Stored data:

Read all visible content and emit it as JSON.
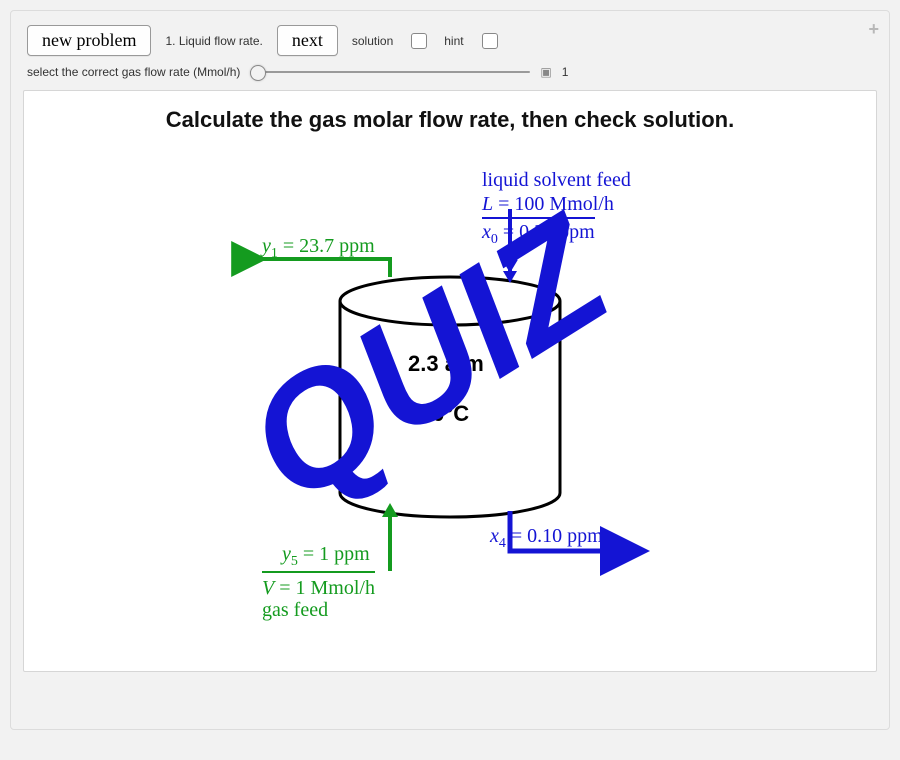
{
  "controls": {
    "new_problem": "new problem",
    "step_label": "1. Liquid flow rate.",
    "next": "next",
    "solution_label": "solution",
    "hint_label": "hint",
    "slider_label": "select the correct gas flow rate (Mmol/h)",
    "slider_value_display": "1"
  },
  "prompt": "Calculate the gas molar flow rate, then check solution.",
  "diagram": {
    "liquid_feed_title": "liquid solvent feed",
    "liquid_feed_rate_var": "L",
    "liquid_feed_rate": " = 100 Mmol/h",
    "x0_var": "x",
    "x0_sub": "0",
    "x0_val": " = 0.35 ppm",
    "y1_var": "y",
    "y1_sub": "1",
    "y1_val": " = 23.7 ppm",
    "pressure": "2.3 atm",
    "temperature": "10°C",
    "y5_var": "y",
    "y5_sub": "5",
    "y5_val": " = 1 ppm",
    "gas_feed_rate_var": "V",
    "gas_feed_rate": " = 1 Mmol/h",
    "gas_feed_label": "gas feed",
    "x4_var": "x",
    "x4_sub": "4",
    "x4_val": " = 0.10 ppm",
    "overlay_text": "QUIZ"
  }
}
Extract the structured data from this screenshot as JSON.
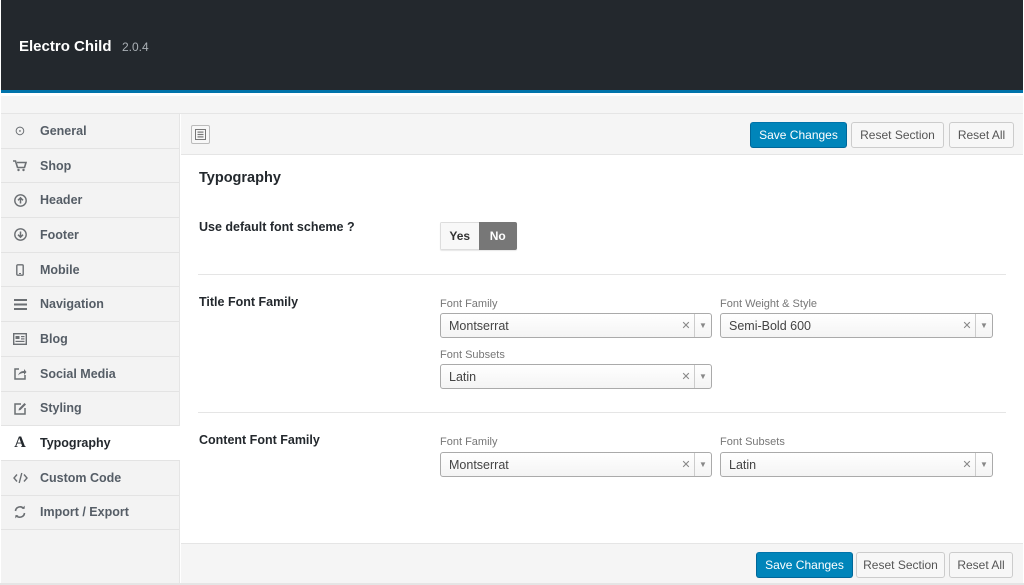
{
  "header": {
    "title": "Electro Child",
    "version": "2.0.4"
  },
  "sidebar": {
    "items": [
      {
        "label": "General",
        "icon": "info-circle-icon",
        "glyph": "⊙"
      },
      {
        "label": "Shop",
        "icon": "cart-icon",
        "glyph": "🛒"
      },
      {
        "label": "Header",
        "icon": "arrow-up-circle-icon",
        "glyph": "⬆"
      },
      {
        "label": "Footer",
        "icon": "arrow-down-circle-icon",
        "glyph": "⬇"
      },
      {
        "label": "Mobile",
        "icon": "smartphone-icon",
        "glyph": "▯"
      },
      {
        "label": "Navigation",
        "icon": "menu-icon",
        "glyph": "☰"
      },
      {
        "label": "Blog",
        "icon": "newspaper-icon",
        "glyph": "▤"
      },
      {
        "label": "Social Media",
        "icon": "share-icon",
        "glyph": "↗"
      },
      {
        "label": "Styling",
        "icon": "edit-icon",
        "glyph": "✎"
      },
      {
        "label": "Typography",
        "icon": "typography-icon",
        "glyph": "A",
        "active": true
      },
      {
        "label": "Custom Code",
        "icon": "code-icon",
        "glyph": "</>"
      },
      {
        "label": "Import / Export",
        "icon": "refresh-icon",
        "glyph": "⟳"
      }
    ]
  },
  "toolbar": {
    "save_label": "Save Changes",
    "reset_section_label": "Reset Section",
    "reset_all_label": "Reset All"
  },
  "footer": {
    "save_label": "Save Changes",
    "reset_section_label": "Reset Section",
    "reset_all_label": "Reset All"
  },
  "section": {
    "title": "Typography",
    "default_scheme": {
      "label": "Use default font scheme ?",
      "yes": "Yes",
      "no": "No",
      "selected": "No"
    },
    "title_font": {
      "label": "Title Font Family",
      "family_label": "Font Family",
      "family_value": "Montserrat",
      "weight_label": "Font Weight & Style",
      "weight_value": "Semi-Bold 600",
      "subsets_label": "Font Subsets",
      "subsets_value": "Latin"
    },
    "content_font": {
      "label": "Content Font Family",
      "family_label": "Font Family",
      "family_value": "Montserrat",
      "subsets_label": "Font Subsets",
      "subsets_value": "Latin"
    }
  },
  "colors": {
    "header_bg": "#23282d",
    "accent": "#0085ba",
    "header_border": "#0073aa"
  }
}
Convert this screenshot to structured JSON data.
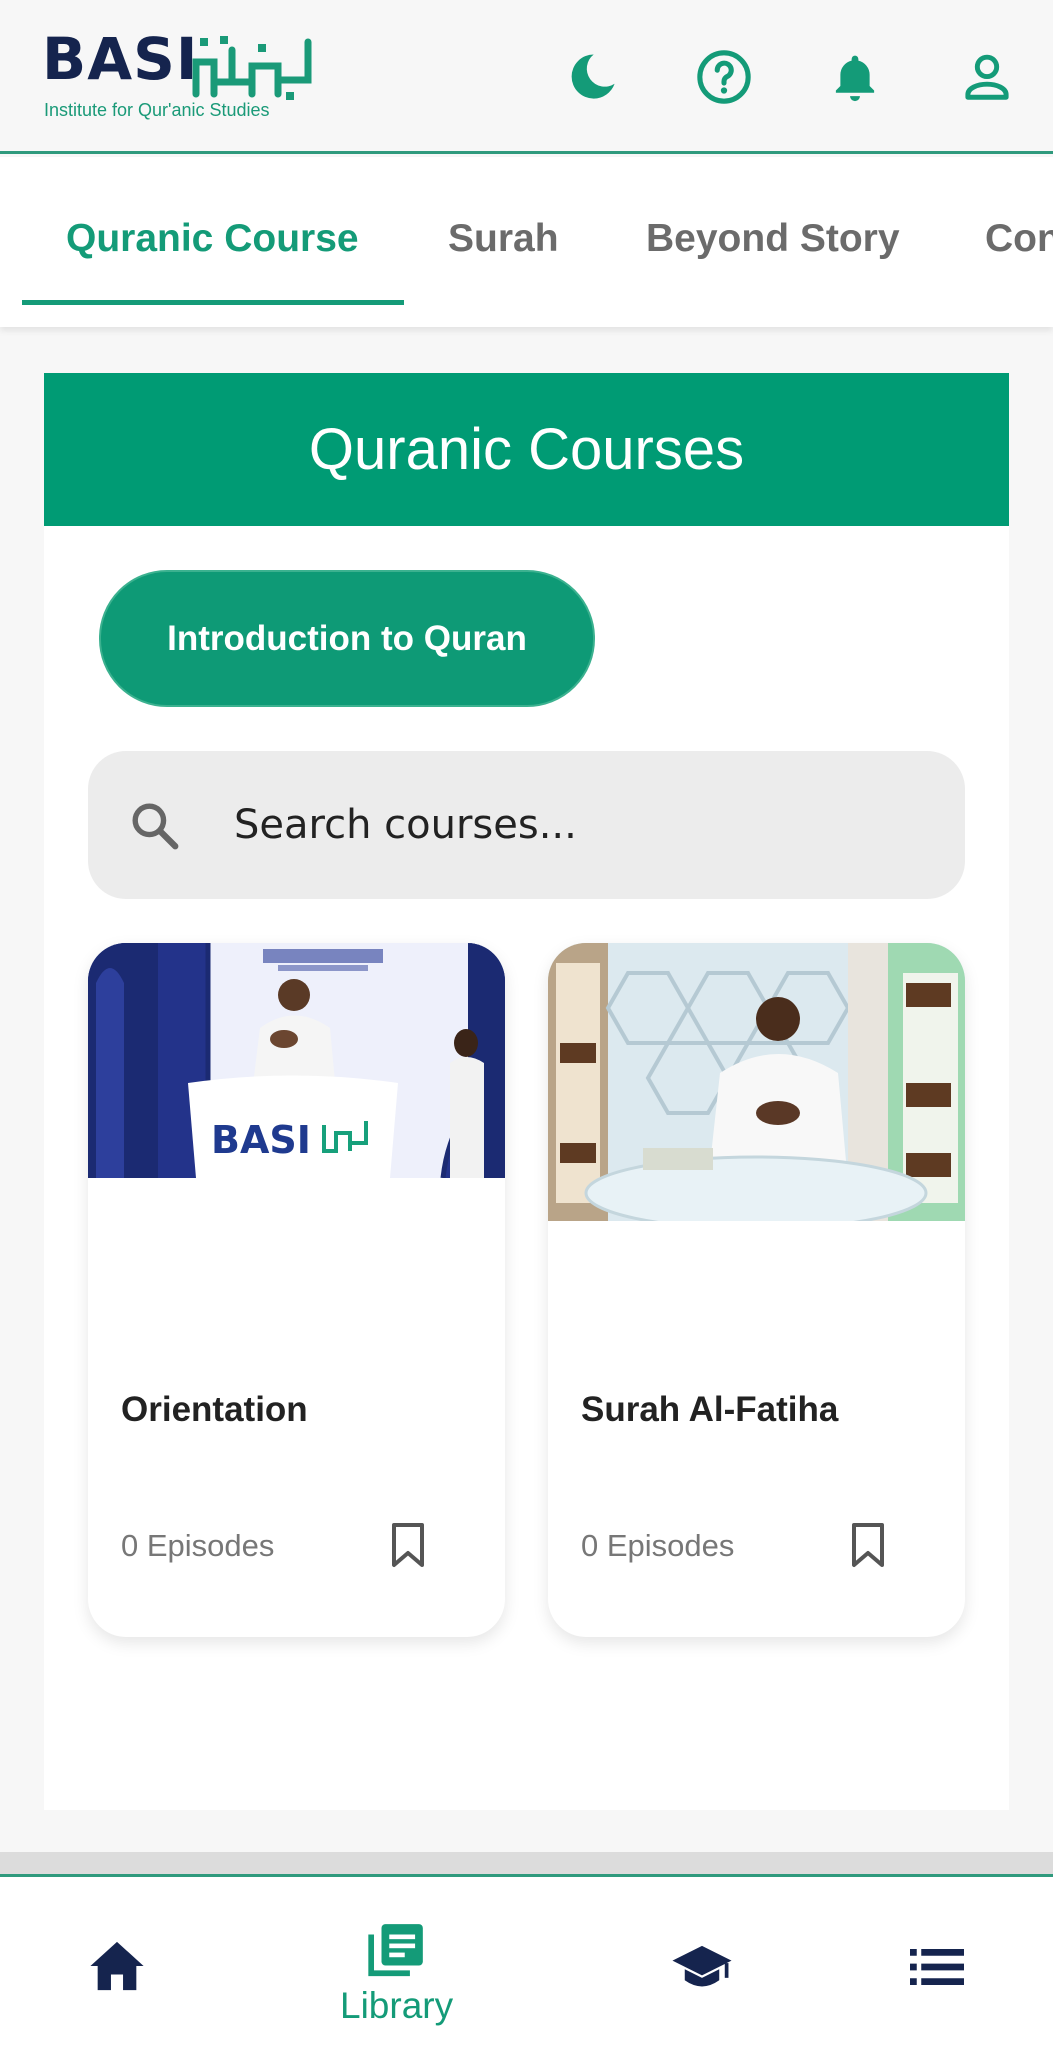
{
  "header": {
    "logo_main": "BASI",
    "logo_subtitle": "Institute for Qur'anic Studies",
    "icons": [
      "moon-icon",
      "help-icon",
      "bell-icon",
      "user-icon"
    ]
  },
  "tabs": [
    {
      "label": "Quranic Course",
      "active": true
    },
    {
      "label": "Surah",
      "active": false
    },
    {
      "label": "Beyond Story",
      "active": false
    },
    {
      "label": "Con",
      "active": false
    }
  ],
  "main": {
    "banner_title": "Quranic Courses",
    "filter_chip": "Introduction to Quran",
    "search_placeholder": "Search courses...",
    "courses": [
      {
        "title": "Orientation",
        "episodes": "0 Episodes",
        "logo_text": "BASI"
      },
      {
        "title": "Surah Al-Fatiha",
        "episodes": "0 Episodes"
      }
    ]
  },
  "bottom_nav": {
    "items": [
      {
        "icon": "home-icon",
        "label": ""
      },
      {
        "icon": "library-icon",
        "label": "Library",
        "active": true
      },
      {
        "icon": "graduation-cap-icon",
        "label": ""
      },
      {
        "icon": "list-icon",
        "label": ""
      }
    ]
  },
  "colors": {
    "accent": "#149b78",
    "banner": "#009b74",
    "navy": "#15244e"
  }
}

**EXERCISE BRIEF**
Reproduce each line of the records exactly, and omit every picture.

**TASK SOLUTION**
Read all visible content and emit it as JSON.
{
  "controls": {
    "new_problem": "new problem",
    "step_label": "1. Liquid flow rate.",
    "next": "next",
    "solution_label": "solution",
    "hint_label": "hint",
    "slider_label": "select the correct gas flow rate (Mmol/h)",
    "slider_value_display": "1"
  },
  "prompt": "Calculate the gas molar flow rate, then check solution.",
  "diagram": {
    "liquid_feed_title": "liquid solvent feed",
    "liquid_feed_rate_var": "L",
    "liquid_feed_rate": " = 100 Mmol/h",
    "x0_var": "x",
    "x0_sub": "0",
    "x0_val": " = 0.35 ppm",
    "y1_var": "y",
    "y1_sub": "1",
    "y1_val": " = 23.7 ppm",
    "pressure": "2.3 atm",
    "temperature": "10°C",
    "y5_var": "y",
    "y5_sub": "5",
    "y5_val": " = 1 ppm",
    "gas_feed_rate_var": "V",
    "gas_feed_rate": " = 1 Mmol/h",
    "gas_feed_label": "gas feed",
    "x4_var": "x",
    "x4_sub": "4",
    "x4_val": " = 0.10 ppm",
    "overlay_text": "QUIZ"
  }
}
Extract the structured data from this screenshot as JSON.
{
  "header": {
    "title": "Electro Child",
    "version": "2.0.4"
  },
  "sidebar": {
    "items": [
      {
        "label": "General",
        "icon": "info-circle-icon",
        "glyph": "⊙"
      },
      {
        "label": "Shop",
        "icon": "cart-icon",
        "glyph": "🛒"
      },
      {
        "label": "Header",
        "icon": "arrow-up-circle-icon",
        "glyph": "⬆"
      },
      {
        "label": "Footer",
        "icon": "arrow-down-circle-icon",
        "glyph": "⬇"
      },
      {
        "label": "Mobile",
        "icon": "smartphone-icon",
        "glyph": "▯"
      },
      {
        "label": "Navigation",
        "icon": "menu-icon",
        "glyph": "☰"
      },
      {
        "label": "Blog",
        "icon": "newspaper-icon",
        "glyph": "▤"
      },
      {
        "label": "Social Media",
        "icon": "share-icon",
        "glyph": "↗"
      },
      {
        "label": "Styling",
        "icon": "edit-icon",
        "glyph": "✎"
      },
      {
        "label": "Typography",
        "icon": "typography-icon",
        "glyph": "A",
        "active": true
      },
      {
        "label": "Custom Code",
        "icon": "code-icon",
        "glyph": "</>"
      },
      {
        "label": "Import / Export",
        "icon": "refresh-icon",
        "glyph": "⟳"
      }
    ]
  },
  "toolbar": {
    "save_label": "Save Changes",
    "reset_section_label": "Reset Section",
    "reset_all_label": "Reset All"
  },
  "footer": {
    "save_label": "Save Changes",
    "reset_section_label": "Reset Section",
    "reset_all_label": "Reset All"
  },
  "section": {
    "title": "Typography",
    "default_scheme": {
      "label": "Use default font scheme ?",
      "yes": "Yes",
      "no": "No",
      "selected": "No"
    },
    "title_font": {
      "label": "Title Font Family",
      "family_label": "Font Family",
      "family_value": "Montserrat",
      "weight_label": "Font Weight & Style",
      "weight_value": "Semi-Bold 600",
      "subsets_label": "Font Subsets",
      "subsets_value": "Latin"
    },
    "content_font": {
      "label": "Content Font Family",
      "family_label": "Font Family",
      "family_value": "Montserrat",
      "subsets_label": "Font Subsets",
      "subsets_value": "Latin"
    }
  },
  "colors": {
    "header_bg": "#23282d",
    "accent": "#0085ba",
    "header_border": "#0073aa"
  }
}
Convert this screenshot to structured JSON data.
{
  "header": {
    "logo_main": "BASI",
    "logo_subtitle": "Institute for Qur'anic Studies",
    "icons": [
      "moon-icon",
      "help-icon",
      "bell-icon",
      "user-icon"
    ]
  },
  "tabs": [
    {
      "label": "Quranic Course",
      "active": true
    },
    {
      "label": "Surah",
      "active": false
    },
    {
      "label": "Beyond Story",
      "active": false
    },
    {
      "label": "Con",
      "active": false
    }
  ],
  "main": {
    "banner_title": "Quranic Courses",
    "filter_chip": "Introduction to Quran",
    "search_placeholder": "Search courses...",
    "courses": [
      {
        "title": "Orientation",
        "episodes": "0 Episodes",
        "logo_text": "BASI"
      },
      {
        "title": "Surah Al-Fatiha",
        "episodes": "0 Episodes"
      }
    ]
  },
  "bottom_nav": {
    "items": [
      {
        "icon": "home-icon",
        "label": ""
      },
      {
        "icon": "library-icon",
        "label": "Library",
        "active": true
      },
      {
        "icon": "graduation-cap-icon",
        "label": ""
      },
      {
        "icon": "list-icon",
        "label": ""
      }
    ]
  },
  "colors": {
    "accent": "#149b78",
    "banner": "#009b74",
    "navy": "#15244e"
  }
}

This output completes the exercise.